_Work required_
Copy out each line featuring the string "true" from the entries beneath.

_Material provided_
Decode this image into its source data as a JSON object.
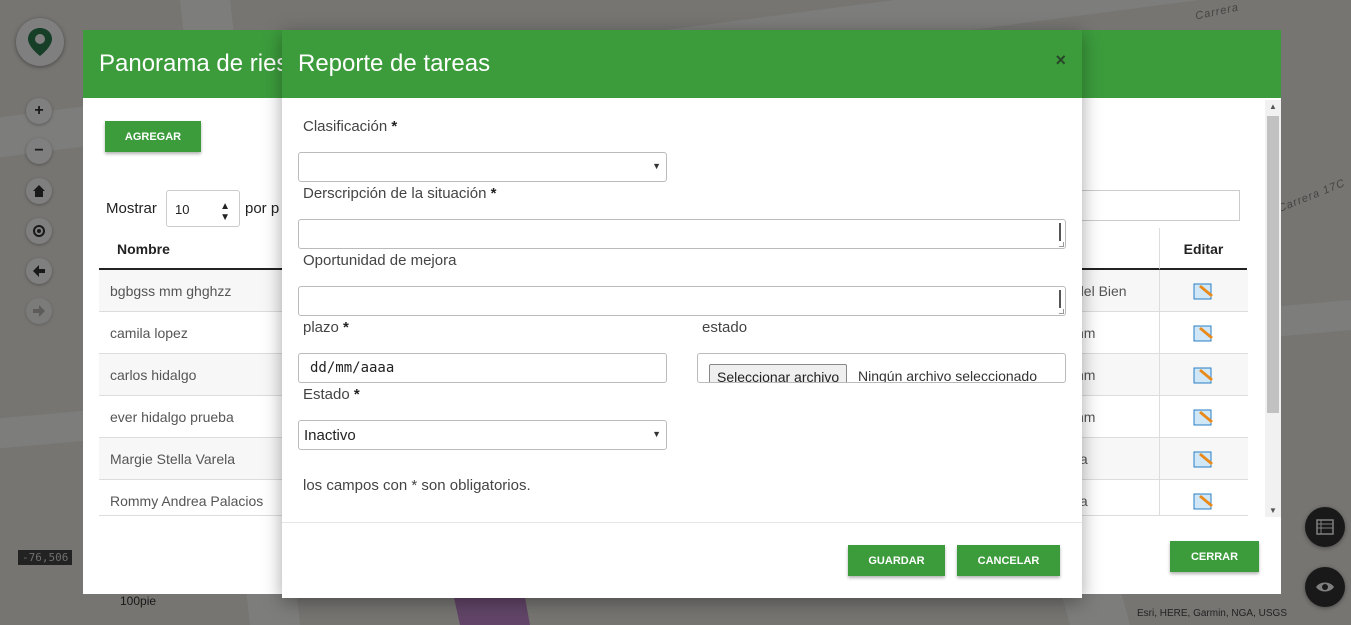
{
  "map": {
    "coordinate_readout": "-76,506",
    "scale_label": "100pie",
    "attribution": "Esri, HERE, Garmin, NGA, USGS",
    "street_labels": [
      "Carrera",
      "Carrera 17C"
    ]
  },
  "colors": {
    "brand_green": "#3c9c3c"
  },
  "background_modal": {
    "title": "Panorama de ries",
    "add_button": "AGREGAR",
    "show_label": "Mostrar",
    "page_length": "10",
    "per_label": "por p",
    "columns": {
      "name": "Nombre",
      "edit": "Editar"
    },
    "rows": [
      {
        "name": "bgbgss mm ghghzz",
        "right": "del Bien"
      },
      {
        "name": "camila lopez",
        "right": "nm"
      },
      {
        "name": "carlos hidalgo",
        "right": "nm"
      },
      {
        "name": "ever hidalgo prueba",
        "right": "nm"
      },
      {
        "name": "Margie Stella Varela",
        "right": "ía"
      },
      {
        "name": "Rommy Andrea Palacios",
        "right": "ía"
      }
    ],
    "close_button": "CERRAR"
  },
  "form_modal": {
    "title": "Reporte de tareas",
    "close_symbol": "×",
    "required_mark": "*",
    "fields": {
      "clasificacion": {
        "label": "Clasificación",
        "value": ""
      },
      "descripcion": {
        "label": "Derscripción de la situación"
      },
      "oportunidad": {
        "label": "Oportunidad de mejora"
      },
      "plazo": {
        "label": "plazo",
        "placeholder": "dd/mm/aaaa"
      },
      "archivo": {
        "label": "estado",
        "button": "Seleccionar archivo",
        "status": "Ningún archivo seleccionado"
      },
      "estado": {
        "label": "Estado",
        "value": "Inactivo"
      }
    },
    "note": "los campos con * son obligatorios.",
    "save_button": "GUARDAR",
    "cancel_button": "CANCELAR"
  }
}
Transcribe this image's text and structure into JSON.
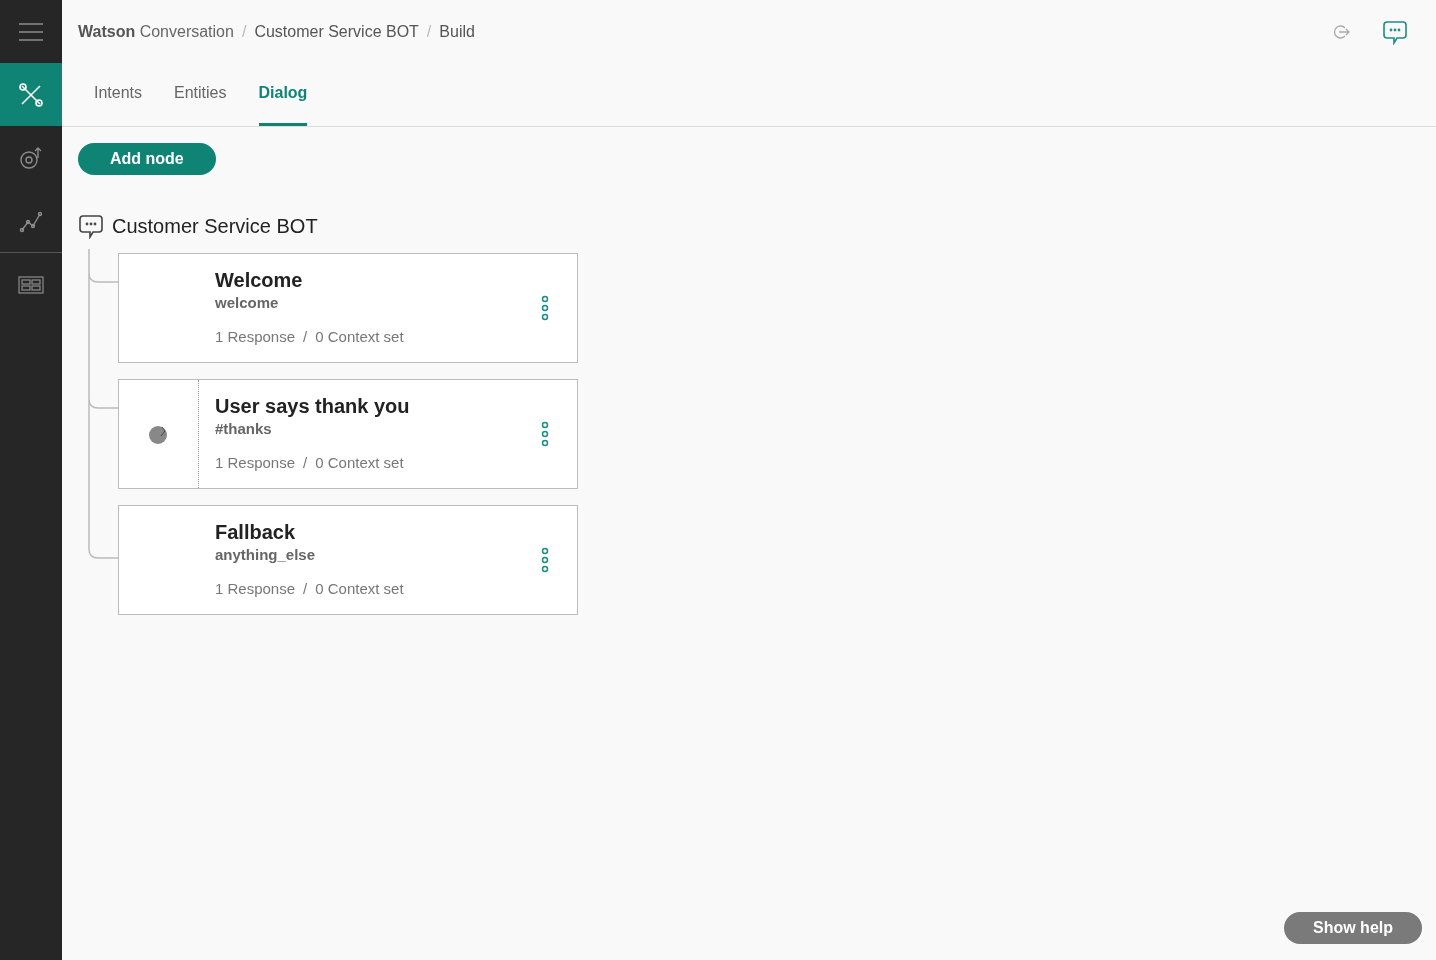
{
  "sidebar": {
    "items": [
      {
        "kind": "tools",
        "selected": true
      },
      {
        "kind": "target",
        "selected": false
      },
      {
        "kind": "chart",
        "selected": false
      },
      {
        "kind": "grid",
        "selected": false
      }
    ]
  },
  "breadcrumb": {
    "product_bold": "Watson",
    "product_rest": "Conversation",
    "items": [
      "Customer Service BOT",
      "Build"
    ],
    "separator": "/"
  },
  "tabs": [
    {
      "label": "Intents",
      "selected": false
    },
    {
      "label": "Entities",
      "selected": false
    },
    {
      "label": "Dialog",
      "selected": true
    }
  ],
  "add_button": "Add node",
  "node_separator": "/",
  "tree": {
    "title": "Customer Service BOT",
    "nodes": [
      {
        "title": "Welcome",
        "condition": "welcome",
        "responses": "1 Response",
        "context": "0 Context set",
        "hovered": false
      },
      {
        "title": "User says thank you",
        "condition": "#thanks",
        "responses": "1 Response",
        "context": "0 Context set",
        "hovered": true
      },
      {
        "title": "Fallback",
        "condition": "anything_else",
        "responses": "1 Response",
        "context": "0 Context set",
        "hovered": false
      }
    ]
  },
  "help_button": "Show help"
}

_Problem solution_
        "selected": true
      "selected": true
        "hovered": true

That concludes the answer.